## Text segment
◇ ◇ ◇ ◇ ◇

Back up to 2003. Shelley had just been elected, and had not had much time to figure out what was going on with California's election system. Bang, he's hit with an unusual Recall election. His predecessor, Repub Bill Jones, and Jones' chief aide, Alfie Charles--both now working for Sequoia--had authorized Sequoia and other electronic voting in Calif. Electronic voting was very new--full of bugs (still is)--and scandalously insecure and unreliable. Shelley simply did not have time to fully understand or do anything about these problems before the Recall vote.

The Recall election was extremely odd. The election period was extraordinarily short. There was no primary, in which party voters and citizens in general got to vet the candidates. There were 125 candidates on the ballot! Time magazine and Larry King jumped in, and gave Schwarzenegger--already trading on his acting fame alone--millions and millions of dollars in free publicity (Time put him on the cover, for godssakes, just before the election!). And Cruz Bustamante, whom voters had chosen as Lt. Gov. in the normal election (the one Gray Davis and Bustamante had just won), was put in the awkward position of having to rule about his own status. (If Davis lost the Recall, shouldn't the Lt. Gov. succeed him? --I sure thought he should. THAT'S WHY I HAD VOTED FOR HIM. THAT'S his JOB--to step in, if something happens to the Gov.)

◇ ◇ ◇ ◇ ◇

## Written task 1
According to the passage on the California recall, how many candidates were on the ballot?

◇ ◇ ◇ ◇ ◇

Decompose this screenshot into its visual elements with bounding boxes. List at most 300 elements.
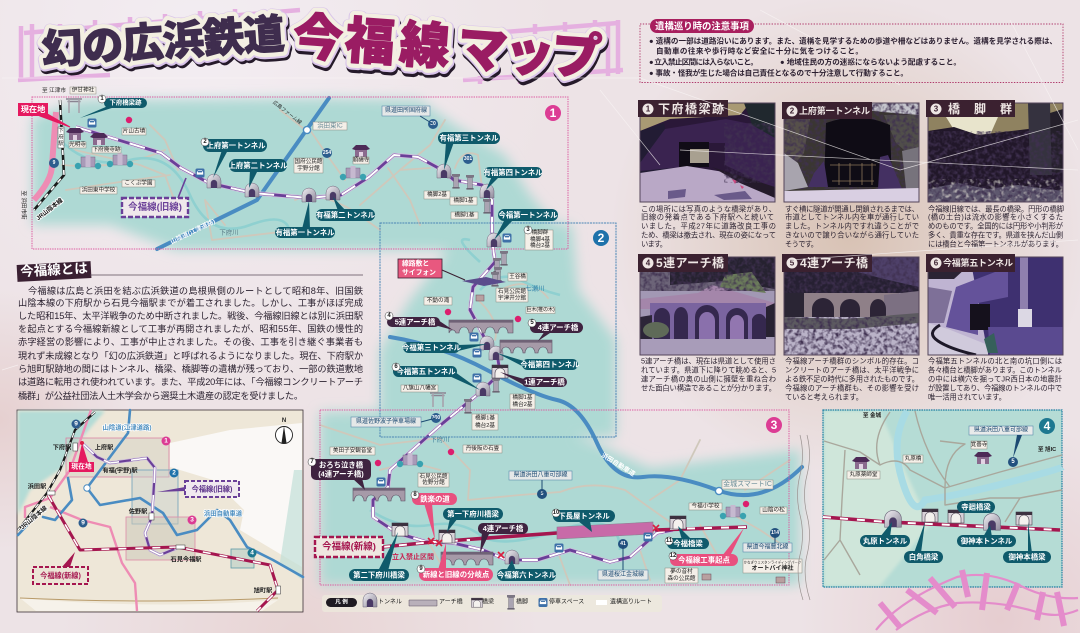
inset numbers and shields: 2 [172, 470, 176, 476]
pill: 有福第一トンネル [275, 201, 335, 238]
small map labels: 橋脚1基 [475, 414, 495, 422]
photo 6 caption: が設置してあり、今福線のトンネルの中で [928, 384, 1062, 392]
pill: おろち泣き橋: (4連アーチ橋) [318, 470, 364, 478]
compass [276, 418, 292, 444]
inset location map [17, 410, 303, 612]
pill: 鉄楽の道 [412, 493, 457, 540]
inset station labels: JR山陰本線 [19, 504, 49, 531]
panel 4 roads [824, 411, 1062, 575]
pill: 第二下府川橋梁 [349, 532, 409, 581]
photo 4 caption: 5連アーチ橋は、現在は県道として使用さ [641, 356, 776, 366]
photo 4 tab [638, 254, 728, 272]
legend: トンネル [378, 598, 402, 606]
small map labels: 橋脚群 [532, 228, 549, 236]
callout: 現在地 [18, 103, 70, 127]
photo 4 caption [641, 356, 776, 392]
callout: 現在地: 現在地 [21, 104, 45, 114]
pill: 今福橋梁 [667, 526, 709, 549]
label: 今福線(旧線): 今福線(旧線) [128, 201, 182, 213]
photo 3 tab: 3 [934, 104, 939, 114]
small map labels: 王谷橋 [509, 272, 526, 280]
pill: 下府橋梁跡 [80, 98, 147, 118]
small map labels: 丹後阪の石畳 [466, 444, 500, 452]
small map labels: 下府川 [219, 228, 239, 236]
panel numbers: 2 [598, 231, 605, 245]
intro body text: を起点とする今福線新線として工事が再開されましたが、昭和55年、国鉄の慢性的 [18, 323, 363, 334]
small map labels: 山陰の松 [762, 506, 785, 514]
small map labels: 巨木(椎の木) [526, 306, 555, 313]
intro body text: 今福線は広島と浜田を結ぶ広浜鉄道の島根県側のルートとして昭和8年、旧国鉄 [28, 285, 363, 296]
photo 2 tab [782, 102, 872, 119]
photo 5 tab: 5 [790, 258, 795, 268]
photo 6 tab [926, 254, 1015, 272]
numbered markers: 6 [394, 364, 398, 370]
photo 6 caption: 今福第五トンネルの北と南の坑口側には [928, 356, 1062, 366]
route shields: 41 [620, 541, 626, 547]
inset numbers and shields: 9 [74, 420, 78, 428]
small map labels: 橋台2基 [475, 421, 495, 429]
route shields: 50 [430, 121, 436, 127]
pill: 新線と旧線の分岐点 [419, 543, 493, 581]
small map labels: 至 江津市 [42, 86, 66, 94]
photo 2 tab: 2 [790, 106, 795, 116]
small map labels: 不動の滝 [427, 296, 450, 304]
title: 今福線マップ: 今福線マップ [291, 9, 603, 86]
title: 幻の広浜鉄道: 幻の広浜鉄道 [40, 11, 286, 73]
inset station labels: 浜田駅 [28, 482, 47, 490]
small map labels: 石見公民館 [420, 472, 448, 480]
photo 3 tab [926, 100, 1015, 117]
numbered markers: 8 [413, 492, 417, 498]
pill: 今福第一トンネル: 今福第一トンネル [499, 210, 558, 220]
intro body text: 赤字経営の影響により、工事が中止されました。その後、工事を引き継ぐ事業者も [18, 336, 363, 347]
inset station labels: 浜田自動車道 [204, 508, 243, 518]
photo 1: 下府橋梁跡 [640, 103, 775, 202]
decorative rail behind title [18, 9, 623, 84]
inset station labels: 上府駅 [95, 444, 114, 452]
notice heading pill: 遺構巡り時の注意事項 [655, 20, 749, 32]
paper creases [2, 10, 1078, 370]
legend: 遺構巡りルート [610, 598, 652, 606]
notice lines: 自動車の往来や歩行時など安全に十分に気をつけること。 [656, 46, 863, 56]
small map labels: 浜田東中学校 [82, 186, 116, 194]
intro body text: 山陰本線の下府駅から石見今福駅までが着工されました。しかし、工事がほぼ完成 [18, 297, 363, 308]
photo 1 caption: いました。平成27年に道路改良工事の [641, 222, 776, 230]
pill: 今福第五トンネル: 今福第五トンネル [397, 367, 456, 376]
pill: 1連アーチ橋 [500, 372, 567, 387]
small map labels: 美田子安観音堂 [333, 446, 372, 454]
small map labels [20, 86, 802, 583]
pill: 今福第五トンネル [393, 366, 480, 390]
pill: 有福第四トンネル [484, 167, 543, 190]
photo 4: 5連アーチ橋 [640, 257, 775, 355]
road name signs: 県道田所国府線 [385, 106, 427, 114]
panel 4 pills [860, 501, 1051, 563]
small map labels: 国府公民館 [295, 157, 323, 165]
inset terrain [18, 411, 302, 611]
panel 4 labels: 覚善寺 [971, 440, 988, 448]
road name signs: 県道浜田八重可部線 [513, 470, 568, 478]
intro body text [18, 285, 363, 401]
pill: 今福第一トンネル [494, 209, 558, 240]
inset numbers and shields: 4 [250, 550, 254, 556]
intro body text: 橋群」が公益社団法人土木学会から選奨土木遺産の認定を受けました。 [18, 390, 303, 401]
map teal terrain [32, 98, 800, 585]
decorative rail bottom right [876, 570, 1078, 630]
photo 4 caption: 連アーチ橋の奥の山側に擁壁を重ね合わ [641, 374, 776, 384]
photo 4 caption: せた面白い構造であることが分かります。 [641, 384, 776, 392]
numbered markers [98, 95, 677, 573]
photo 2 caption [785, 204, 919, 248]
photo 5 caption: ンクリートのアーチ橋は、太平洋戦争に [785, 366, 919, 374]
pill: おろち泣き橋: おろち泣き橋 [319, 460, 364, 470]
pink national road 9 [34, 112, 56, 200]
label: 今福線(新線) [315, 537, 383, 557]
small map labels: JR山陰本線 [34, 196, 64, 222]
inset station labels: 山陰道(江津道路) [102, 422, 152, 432]
pill: 5連アーチ橋 [387, 317, 453, 330]
photo 3 tab: 橋 脚 群 [948, 101, 1012, 116]
title: 今福線マップ: 今福線マップ [291, 9, 603, 86]
small map labels: 浜田自動車道 [600, 450, 638, 478]
numbered markers: 3 [526, 227, 530, 233]
notice lines: ● 遺構の一部は道路沿いにあります。また、遺構を見学するための歩道や柵などはありません。遺構を見学される際は、 [649, 36, 1057, 46]
photo 3 caption: 今福線旧線では、最長の橋梁。円形の橋脚 [928, 204, 1064, 214]
route shields: 300 [432, 415, 440, 421]
inset label: 今福線(旧線) [157, 481, 239, 497]
pill: 5連アーチ橋: 5連アーチ橋 [395, 318, 436, 326]
pill: 今福橋梁: 今福橋梁 [673, 539, 703, 548]
teal pill labels [80, 98, 709, 581]
photo 2 caption: ました。トンネル内ですれ違うことがで [785, 222, 919, 230]
pill: 上府第一トンネル [203, 139, 267, 178]
pill: 上府第二トンネル: 上府第二トンネル [229, 161, 288, 170]
small map labels: こくぶ学園 [125, 178, 153, 186]
inset label: 今福線(旧線): 今福線(旧線) [192, 484, 233, 494]
photo 1 caption: 旧線の発着点である下府駅へと続いて [641, 212, 774, 222]
panel 4 labels: 県道浜田八重可部線 [974, 426, 1028, 434]
panel frame 3 [320, 410, 789, 585]
pill: 今福第四トンネル [497, 353, 580, 370]
pill: 4連アーチ橋 lower: 4連アーチ橋 [483, 524, 524, 533]
inset station labels: 石見今福駅 [171, 556, 202, 564]
small map labels: 夢の音村 [670, 567, 693, 575]
legend: 凡 例 [335, 598, 348, 606]
photo 4 tab: 5連アーチ橋 [656, 255, 724, 270]
pill: 上府第一トンネル: 上府第一トンネル [207, 141, 266, 150]
panel 4 icons [852, 452, 1032, 530]
numbered markers: 12 [670, 553, 677, 559]
roads [62, 110, 790, 585]
pill: 上府第二トンネル [229, 159, 288, 188]
numbered markers: 5 [530, 320, 534, 326]
pill: 今福線工事起点: 今福線工事起点 [678, 556, 730, 564]
photo 5 caption: 今福線のアーチ橋群も、その影響を受け [785, 384, 919, 392]
panel 4 pills: 丸原トンネル [863, 536, 908, 546]
photo 5 tab [782, 254, 872, 272]
small map labels: 今福小学校 [692, 502, 720, 510]
label: 今福線(旧線) [122, 178, 188, 217]
panel 4 labels: 丸原橋 [905, 454, 922, 462]
photo 1 tab [638, 100, 728, 117]
notice lines: ● 事故・怪我が生じた場合は自己責任となるので十分注意して行動すること。 [649, 68, 908, 78]
small map labels: 石見公民館 [498, 287, 526, 295]
photo 6: 今福第五トンネル [928, 257, 1063, 355]
intro body text: 現れず未成線となり「幻の広浜鉄道」と呼ばれるようになりました。現在、下府駅か [18, 350, 363, 361]
panel 4 river [897, 411, 1062, 507]
panel 4 number: 4 [1044, 419, 1051, 433]
panel 4 pills: 寺廻橋梁 [961, 502, 991, 512]
photo 5 caption: よる鉄不足の時代に多用されたものです。 [785, 374, 919, 384]
small map labels: 橋脚4基 [530, 235, 550, 243]
pill: 今福第三トンネル: 今福第三トンネル [402, 343, 462, 352]
small map labels: 山陰道(江津道路) [169, 216, 217, 246]
inset zones [66, 438, 254, 568]
legend: アーチ橋 [439, 598, 463, 606]
small map labels: 橋台2基 [530, 241, 550, 249]
pill: 第二下府川橋梁: 第二下府川橋梁 [353, 570, 405, 580]
numbered markers: 2 [203, 139, 207, 145]
photo 3 caption: 多く、貴重な存在です。県道を挟んだ山側 [928, 230, 1063, 240]
pill: 下長屋トンネル [553, 510, 615, 532]
inset station labels: 有福(宇野)駅 [102, 466, 138, 474]
inset numbers and shields [72, 420, 256, 558]
notice box [640, 19, 1063, 82]
small map labels: 至 浜田市街 [20, 190, 28, 220]
pill: 有福第四トンネル: 有福第四トンネル [484, 168, 543, 177]
title: 幻の広浜鉄道: 幻の広浜鉄道 [41, 12, 286, 74]
small map labels: 八旗山八幡宮 [403, 384, 437, 392]
inset station labels: 旭町駅 [254, 586, 273, 594]
small map labels: 橋脚1基 [454, 196, 474, 204]
numbered markers: 1 [100, 96, 104, 102]
pill: 下府橋梁跡: 下府橋梁跡 [110, 98, 142, 106]
inset station labels: 佐野駅 [129, 508, 148, 516]
inset callout: 現在地 [69, 443, 94, 472]
small map labels: 広島ファーム線 [271, 99, 303, 126]
photo 2: 上府第一トンネル [784, 103, 919, 202]
section heading: 今福線とは: 今福線とは [20, 260, 89, 279]
small map labels: 宇野分館 [297, 164, 320, 172]
intro body text: した昭和15年、太平洋戦争のため中断されました。戦後、今福線旧線とは別に浜田駅 [18, 310, 363, 321]
road name signs: 県道佐野波子停車場線 [356, 417, 416, 425]
inset callout: 現在地: 現在地 [71, 462, 92, 470]
small map labels: 片山古墳 [123, 126, 146, 134]
panel numbers: 3 [771, 418, 778, 432]
small map labels: 橋台2基 [513, 400, 533, 408]
main route map [18, 86, 810, 600]
intro body text: ら旭町駅跡地の間にはトンネル、橋梁、橋脚等の遺構が残っており、一部の鉄道敷地 [18, 363, 363, 374]
expressway [157, 98, 802, 495]
purple pill labels [311, 317, 583, 553]
label: 線路敷とサイフォン [398, 258, 465, 280]
wavy cut lines [798, 435, 810, 600]
photo 3 caption: には橋台と今福第一トンネルがあります。 [928, 240, 1063, 248]
panel frame 1 [32, 97, 568, 249]
photo 6 tab: 6 [934, 258, 939, 268]
pill: 新線と旧線の分岐点: 新線と旧線の分岐点 [423, 570, 490, 579]
small map labels: 七瀬川 [525, 284, 545, 292]
panel frame 2 [380, 223, 616, 437]
photo 4 caption: れています。県道下に降りて眺めると、5 [641, 366, 776, 374]
photo 5 caption: ていると考えられます。 [785, 392, 863, 402]
panel 4 labels [847, 411, 1056, 479]
inset numbers and shields: 1 [164, 438, 168, 444]
small map labels: 下 [58, 127, 64, 134]
small map labels: 駅 [58, 140, 64, 147]
small map labels: かなぎウェスタンライディングパーク [744, 560, 801, 564]
pill: 今福第三トンネル [402, 342, 487, 353]
panel 4 labels: 至 金城 [863, 411, 882, 419]
inset station labels: 下府駅 [53, 444, 72, 452]
panel 4 labels: 丸原薬師堂 [850, 470, 878, 478]
old line route [76, 127, 673, 562]
pill: 有福第二トンネル [316, 197, 376, 221]
photo 1 caption: ため、橋梁は撤去され、現在の姿になって [641, 230, 776, 240]
intro body text: は道路に転用され使われています。また、平成20年には、「今福線コンクリートアーチ [18, 376, 363, 387]
inset roads and lines [18, 410, 303, 611]
route shields: 301 [464, 156, 472, 162]
route shields: 9 [53, 160, 56, 166]
small map labels: 宇津井分館 [498, 294, 526, 302]
legend: 橋脚 [516, 598, 528, 606]
pill: 4連アーチ橋 [530, 322, 583, 341]
photo 5 tab: 4連アーチ橋 [800, 255, 868, 270]
small map labels: 森の公民館 [668, 574, 696, 582]
numbered markers: 11 [666, 538, 673, 544]
label: 線路敷とサイフォン: サイフォン [402, 268, 436, 276]
photo 2 caption: 市道としてトンネル内を車が通行してい [785, 212, 919, 222]
photo 1 caption [641, 204, 776, 248]
panel 4 red line [823, 517, 1060, 530]
inset numbers and shields: 3 [190, 516, 194, 524]
photo 3 caption [928, 204, 1064, 248]
photo 6 caption [928, 356, 1063, 402]
numbered markers: 4 [387, 313, 391, 319]
pill: おろち泣き橋 [311, 459, 371, 490]
pill: 第一下府川橋梁 [443, 508, 503, 532]
label: 今福線(新線): 今福線(新線) [322, 540, 376, 552]
rivers [60, 140, 620, 550]
road name signs [351, 106, 792, 580]
photo 5 caption [785, 356, 919, 402]
title: 今福線マップ: 今福線マップ [292, 13, 604, 90]
label: 立入禁止区間: 立入禁止区間 [392, 552, 434, 561]
compass: N [282, 418, 286, 424]
photo 2 caption: そうです。 [785, 240, 818, 248]
photo 1 tab: 下府橋梁跡 [658, 101, 724, 116]
inset label: 今福線(新線): 今福線(新線) [40, 571, 81, 580]
photo 1 caption: この場所には写真のような橋梁があり、 [641, 204, 776, 214]
notice lines [649, 36, 1057, 78]
photo 6 caption: 唯一活用されています。 [928, 392, 1006, 402]
small map labels: 府 [58, 134, 64, 140]
pill: 今福線工事起点 [670, 528, 744, 566]
pill: 有福第一トンネル: 有福第一トンネル [276, 228, 335, 237]
panel 4 pills: 御神本橋梁 [1009, 552, 1046, 562]
photo 1 tab: 1 [646, 104, 651, 114]
panel numbers: 1 [550, 106, 557, 120]
panel numbers [545, 105, 782, 433]
pill: 今福第六トンネル [497, 560, 557, 581]
panel 4 pills: 白角橋梁 [909, 552, 939, 562]
pill: 第一下府川橋梁: 第一下府川橋梁 [447, 510, 499, 518]
numbered markers: 9 [419, 566, 423, 572]
pill: 有福第二トンネル: 有福第二トンネル [316, 210, 376, 220]
route shields: 254 [323, 150, 331, 156]
pill: 4連アーチ橋: 4連アーチ橋 [538, 323, 579, 332]
photo 3: 橋脚群 [928, 103, 1063, 202]
inset label: 今福線(新線) [33, 552, 88, 584]
small map labels: 金城スマートIC [723, 479, 772, 488]
photo 1 caption: います。 [641, 240, 667, 248]
pill: 有福第三トンネル [438, 132, 500, 170]
photo 6 tab: 今福第五トンネル [943, 257, 1013, 268]
inset station labels [19, 422, 273, 594]
photo 2 tab: 上府第一トンネル [799, 105, 870, 116]
title: 幻の広浜鉄道: 幻の広浜鉄道 [40, 11, 286, 73]
small map labels: 橋脚2基 [427, 190, 447, 198]
pill: 下長屋トンネル: 下長屋トンネル [558, 512, 610, 520]
icons on the map [66, 99, 785, 583]
legend: 橋梁 [482, 598, 494, 606]
route shields [49, 119, 780, 549]
pill: 今福第六トンネル: 今福第六トンネル [497, 570, 557, 580]
photo 3 caption: (橋の土台)は流水の影響を小さくするた [928, 212, 1063, 222]
title with rail frame [18, 9, 623, 90]
legend [322, 593, 662, 612]
photo 2 caption: きないので譲り合いながら通行していた [785, 230, 919, 240]
panel 4 number [1039, 418, 1055, 434]
title: 幻の広浜鉄道: 幻の広浜鉄道 [42, 14, 288, 76]
small map labels: 橋脚1基 [513, 393, 533, 401]
small map labels: 橋脚1基 [455, 210, 475, 218]
panel 4 labels: 至 旭IC [1038, 445, 1056, 453]
notice lines: ● 地域住民の方の迷惑にならないよう配慮すること。 [780, 56, 961, 66]
pill: 1連アーチ橋: 1連アーチ橋 [524, 378, 565, 386]
JR line [34, 100, 64, 210]
numbered markers: 10 [553, 510, 560, 516]
photo 5 caption: 今福線アーチ橋群のシンボル的存在。コ [785, 356, 919, 366]
numbered markers: 7 [310, 459, 314, 465]
route shields: 114 [771, 530, 779, 536]
panel 4 map [823, 410, 1062, 587]
pill: 有福第三トンネル: 有福第三トンネル [440, 134, 499, 142]
notice lines: ● 立入禁止区間には入らないこと。 [649, 56, 758, 66]
photo 2 caption: すぐ横に隧道が開通し閉鎖されるまでは、 [785, 204, 919, 214]
small map labels: オートバイ神社 [751, 564, 794, 572]
road name signs: 県道今福豊北線 [746, 542, 789, 550]
photo 6 caption: 各々橋台と橋脚があります。このトンネル [928, 366, 1062, 374]
route shields: 5 [541, 491, 544, 497]
small map labels: 佐野分館 [422, 478, 445, 486]
title: 今福線マップ: 今福線マップ [291, 10, 603, 87]
road name signs: 県道桜江金城線 [602, 570, 644, 578]
panel 4 pills: 御神本トンネル [961, 536, 1013, 546]
photo 3 caption: めのものです。全国的には円形や小判形が [928, 222, 1064, 230]
small map labels: 浜田東IC [317, 120, 343, 130]
small map labels: 順禱寺 [353, 156, 370, 164]
panel 4 labels: 5 [1011, 459, 1015, 465]
inset numbers and shields: 9 [81, 520, 85, 526]
legend: 停車スペース [549, 598, 584, 606]
small map labels: 下府川 [430, 436, 450, 444]
photo 4 tab: 4 [646, 258, 651, 268]
label: 線路敷とサイフォン: 線路敷と [402, 258, 429, 268]
small map labels: 伊甘神社 [72, 86, 95, 94]
hatched tunnel [557, 522, 653, 539]
pill: 4連アーチ橋 lower [478, 523, 528, 553]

◇ ◇ ◇ ◇ ◇

## Written task 2
Copy out the lines of the records from the line with "inset numbers and shields: 2" up to and including the line with "legend: トンネル [378, 598, 402, 606]".

## Complete output 1
125

## Complete output 2
inset numbers and shields: 2 [172, 470, 176, 476]
pill: 有福第一トンネル [275, 201, 335, 238]
small map labels: 橋脚1基 [475, 414, 495, 422]
photo 6 caption: が設置してあり、今福線のトンネルの中で [928, 384, 1062, 392]
pill: おろち泣き橋: (4連アーチ橋) [318, 470, 364, 478]
compass [276, 418, 292, 444]
inset location map [17, 410, 303, 612]
pill: 鉄楽の道 [412, 493, 457, 540]
inset station labels: JR山陰本線 [19, 504, 49, 531]
panel 4 roads [824, 411, 1062, 575]
pill: 第二下府川橋梁 [349, 532, 409, 581]
photo 4 caption: 5連アーチ橋は、現在は県道として使用さ [641, 356, 776, 366]
photo 4 tab [638, 254, 728, 272]
legend: トンネル [378, 598, 402, 606]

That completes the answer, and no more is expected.